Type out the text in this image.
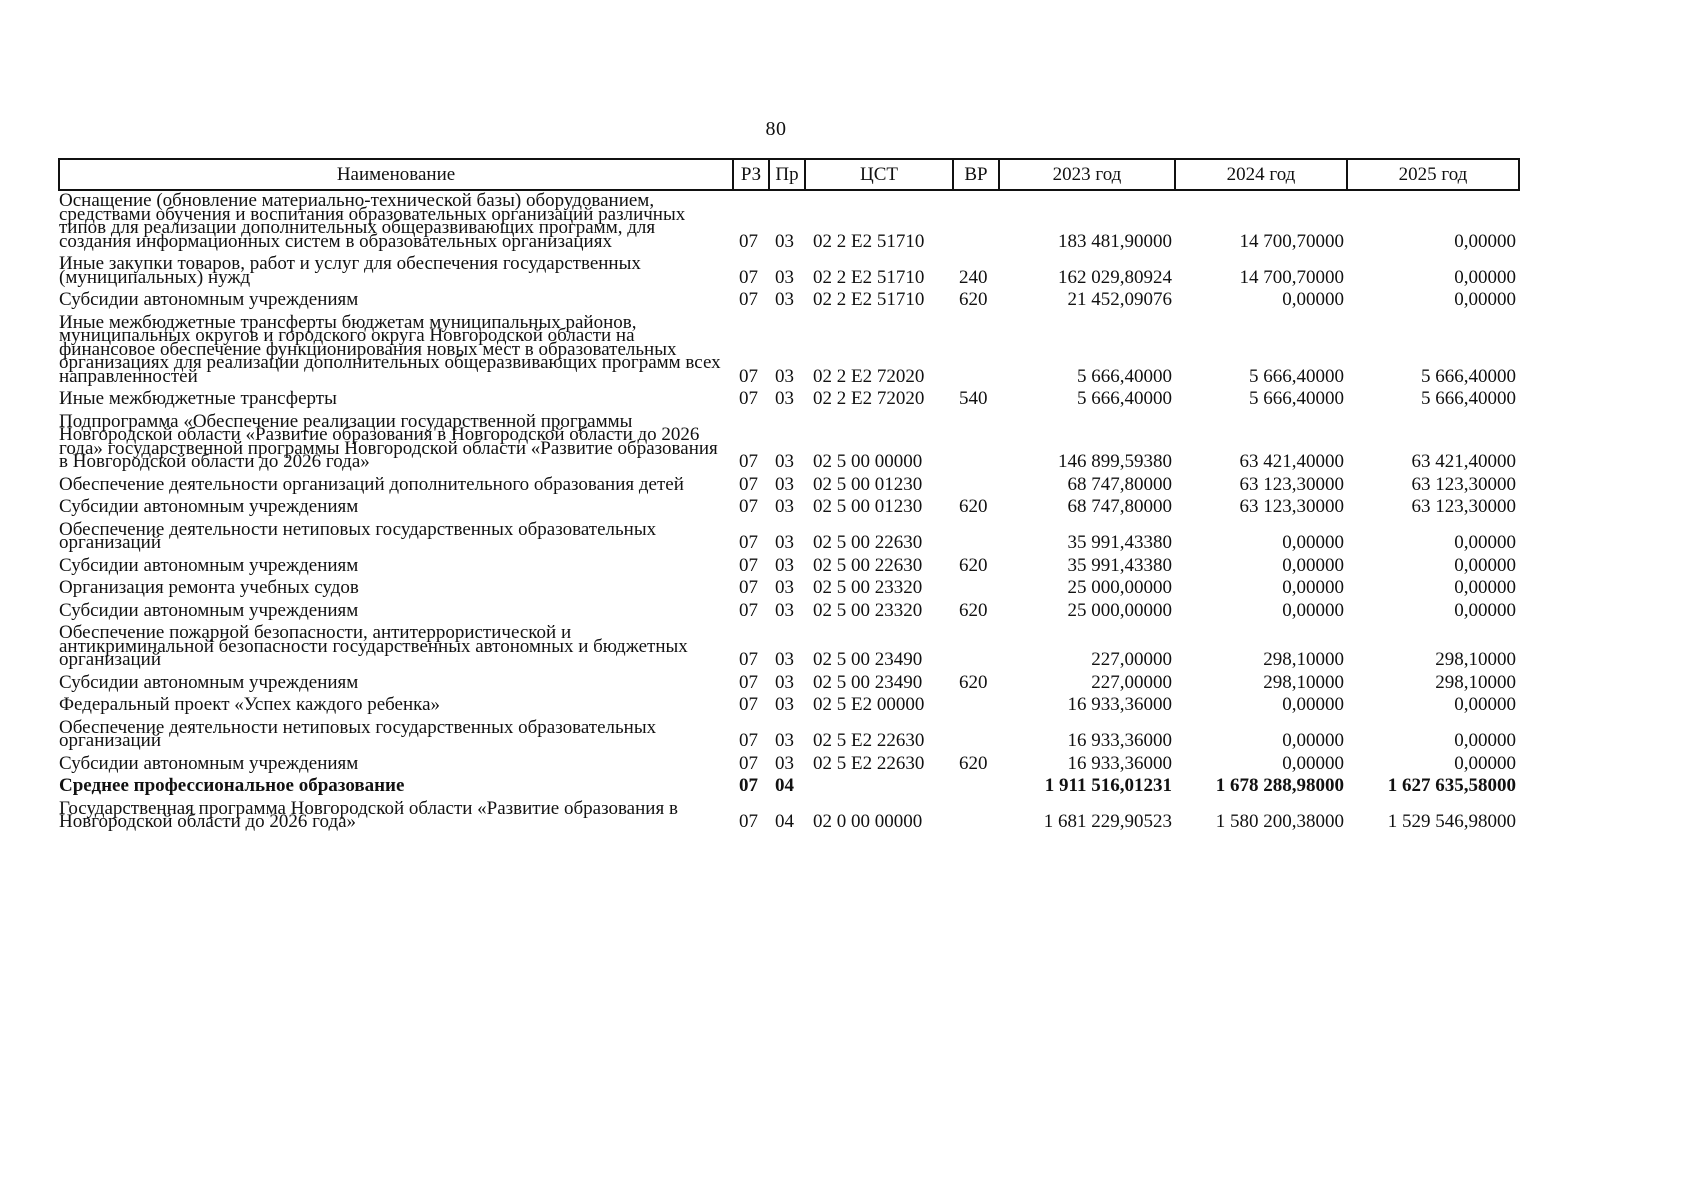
80
Наименование	РЗ	Пр	ЦСТ	ВР	2023 год	2024 год	2025 год
Оснащение (обновление материально-технической базы) оборудованием, средствами обучения и воспитания образовательных организаций различных типов для реализации дополнительных общеразвивающих программ, для создания информационных систем в образовательных организациях	07	03	02 2 Е2 51710		183 481,90000	14 700,70000	0,00000
Иные закупки товаров, работ и услуг для обеспечения государственных (муниципальных) нужд	07	03	02 2 Е2 51710	240	162 029,80924	14 700,70000	0,00000
Субсидии автономным учреждениям	07	03	02 2 Е2 51710	620	21 452,09076	0,00000	0,00000
Иные межбюджетные трансферты бюджетам муниципальных районов, муниципальных округов и городского округа Новгородской области на финансовое обеспечение функционирования новых мест в образовательных организациях для реализации дополнительных общеразвивающих программ всех направленностей	07	03	02 2 Е2 72020		5 666,40000	5 666,40000	5 666,40000
Иные межбюджетные трансферты	07	03	02 2 Е2 72020	540	5 666,40000	5 666,40000	5 666,40000
Подпрограмма «Обеспечение реализации государственной программы Новгородской области «Развитие образования в Новгородской области до 2026 года» государственной программы Новгородской области «Развитие образования в Новгородской области до 2026 года»	07	03	02 5 00 00000		146 899,59380	63 421,40000	63 421,40000
Обеспечение деятельности организаций дополнительного образования детей	07	03	02 5 00 01230		68 747,80000	63 123,30000	63 123,30000
Субсидии автономным учреждениям	07	03	02 5 00 01230	620	68 747,80000	63 123,30000	63 123,30000
Обеспечение деятельности нетиповых государственных образовательных организаций	07	03	02 5 00 22630		35 991,43380	0,00000	0,00000
Субсидии автономным учреждениям	07	03	02 5 00 22630	620	35 991,43380	0,00000	0,00000
Организация ремонта учебных судов	07	03	02 5 00 23320		25 000,00000	0,00000	0,00000
Субсидии автономным учреждениям	07	03	02 5 00 23320	620	25 000,00000	0,00000	0,00000
Обеспечение пожарной безопасности, антитеррористической и антикриминальной безопасности государственных автономных и бюджетных организаций	07	03	02 5 00 23490		227,00000	298,10000	298,10000
Субсидии автономным учреждениям	07	03	02 5 00 23490	620	227,00000	298,10000	298,10000
Федеральный проект «Успех каждого ребенка»	07	03	02 5 Е2 00000		16 933,36000	0,00000	0,00000
Обеспечение деятельности нетиповых государственных образовательных организаций	07	03	02 5 Е2 22630		16 933,36000	0,00000	0,00000
Субсидии автономным учреждениям	07	03	02 5 Е2 22630	620	16 933,36000	0,00000	0,00000
Среднее профессиональное образование	07	04			1 911 516,01231	1 678 288,98000	1 627 635,58000
Государственная программа Новгородской области «Развитие образования в Новгородской области до 2026 года»	07	04	02 0 00 00000		1 681 229,90523	1 580 200,38000	1 529 546,98000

☆ ☆ ☆ ☆ ☆ ☆ ☆

Copy every record above exactly, leaving out the pictures.

Type out the text in this image.
80
Наименование	РЗ	Пр	ЦСТ	ВР	2023 год	2024 год	2025 год
Оснащение (обновление материально-технической базы) оборудованием, средствами обучения и воспитания образовательных организаций различных типов для реализации дополнительных общеразвивающих программ, для создания информационных систем в образовательных организациях	07	03	02 2 Е2 51710		183 481,90000	14 700,70000	0,00000
Иные закупки товаров, работ и услуг для обеспечения государственных (муниципальных) нужд	07	03	02 2 Е2 51710	240	162 029,80924	14 700,70000	0,00000
Субсидии автономным учреждениям	07	03	02 2 Е2 51710	620	21 452,09076	0,00000	0,00000
Иные межбюджетные трансферты бюджетам муниципальных районов, муниципальных округов и городского округа Новгородской области на финансовое обеспечение функционирования новых мест в образовательных организациях для реализации дополнительных общеразвивающих программ всех направленностей	07	03	02 2 Е2 72020		5 666,40000	5 666,40000	5 666,40000
Иные межбюджетные трансферты	07	03	02 2 Е2 72020	540	5 666,40000	5 666,40000	5 666,40000
Подпрограмма «Обеспечение реализации государственной программы Новгородской области «Развитие образования в Новгородской области до 2026 года» государственной программы Новгородской области «Развитие образования в Новгородской области до 2026 года»	07	03	02 5 00 00000		146 899,59380	63 421,40000	63 421,40000
Обеспечение деятельности организаций дополнительного образования детей	07	03	02 5 00 01230		68 747,80000	63 123,30000	63 123,30000
Субсидии автономным учреждениям	07	03	02 5 00 01230	620	68 747,80000	63 123,30000	63 123,30000
Обеспечение деятельности нетиповых государственных образовательных организаций	07	03	02 5 00 22630		35 991,43380	0,00000	0,00000
Субсидии автономным учреждениям	07	03	02 5 00 22630	620	35 991,43380	0,00000	0,00000
Организация ремонта учебных судов	07	03	02 5 00 23320		25 000,00000	0,00000	0,00000
Субсидии автономным учреждениям	07	03	02 5 00 23320	620	25 000,00000	0,00000	0,00000
Обеспечение пожарной безопасности, антитеррористической и антикриминальной безопасности государственных автономных и бюджетных организаций	07	03	02 5 00 23490		227,00000	298,10000	298,10000
Субсидии автономным учреждениям	07	03	02 5 00 23490	620	227,00000	298,10000	298,10000
Федеральный проект «Успех каждого ребенка»	07	03	02 5 Е2 00000		16 933,36000	0,00000	0,00000
Обеспечение деятельности нетиповых государственных образовательных организаций	07	03	02 5 Е2 22630		16 933,36000	0,00000	0,00000
Субсидии автономным учреждениям	07	03	02 5 Е2 22630	620	16 933,36000	0,00000	0,00000
Среднее профессиональное образование	07	04			1 911 516,01231	1 678 288,98000	1 627 635,58000
Государственная программа Новгородской области «Развитие образования в Новгородской области до 2026 года»	07	04	02 0 00 00000		1 681 229,90523	1 580 200,38000	1 529 546,98000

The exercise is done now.